#### Extracted information

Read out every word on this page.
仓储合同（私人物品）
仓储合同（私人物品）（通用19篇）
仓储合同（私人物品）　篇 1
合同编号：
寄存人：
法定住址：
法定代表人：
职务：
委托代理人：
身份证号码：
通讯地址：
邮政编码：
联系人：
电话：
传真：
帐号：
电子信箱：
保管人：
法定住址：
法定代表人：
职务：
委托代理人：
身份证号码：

########

**What you need to do**.
Look above for every line with the word "仓储合同" and copy it.

**Task output**.
仓储合同（私人物品）
仓储合同（私人物品）（通用19篇）
仓储合同（私人物品）　篇 1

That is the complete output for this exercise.